--- WORK TO DO ---
According to the power control system text, which three components make up power control system 100 in the first exemplary embodiment?

Start of DOCUMENT TEXT

First Exemplary Embodiment

1-1. Configuration of Power Control System

FIG. 1 is a schematic diagram of a power control system according to a first exemplary embodiment, and FIG. 2 is a block diagram showing a configuration of the power control system according to the first exemplary embodiment. Power control system 100 according to the first exemplary embodiment includes connection device 110, imaging device 120, and control device 130.

Connection device 110 has two power supply ports (first power supply port 111 and second power supply port 112) which are connection terminals capable of power supply. In the first exemplary embodiment, as first power supply port 111 and second power supply port 112, a USB terminal having a power supply function is described as an example, but the present invention is not limited to this, and any connection terminal capable of power supply (for example, IEEE1394) may be used. Further, in the first exemplary embodiment, the types of the two power supply ports may be the same or different. Further, a number of the two power supply ports may be one, or may be three or more. First power supply port 111 and second power supply port 112 are examples of power supply ports.

End of DOCUMENT TEXT
Start of RECORDED DATA

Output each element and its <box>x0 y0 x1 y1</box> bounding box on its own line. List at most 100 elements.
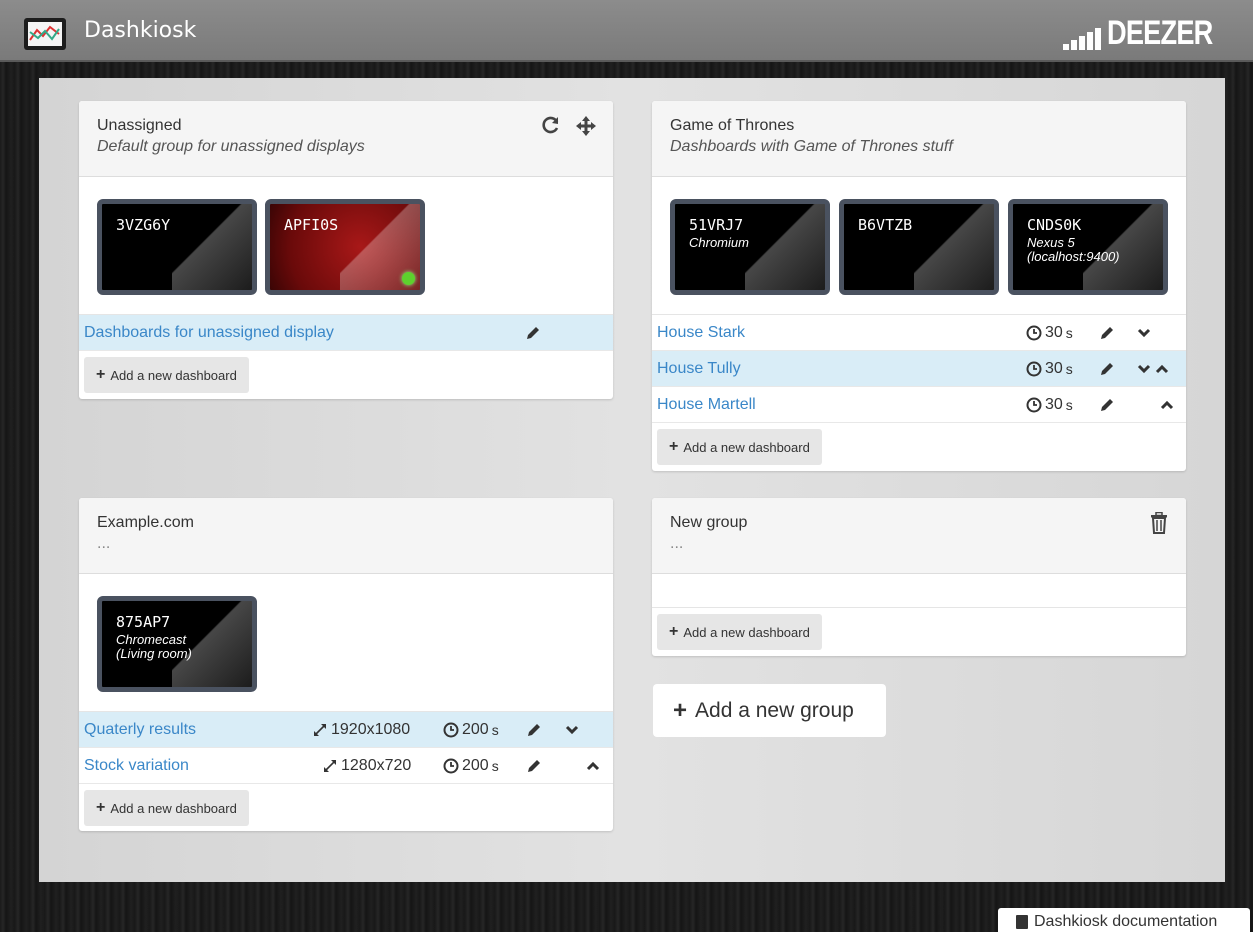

End of RECORDED DATA

--- EXERCISE RESPONSE ---
Connection device 110, imaging device 120, and control device 130.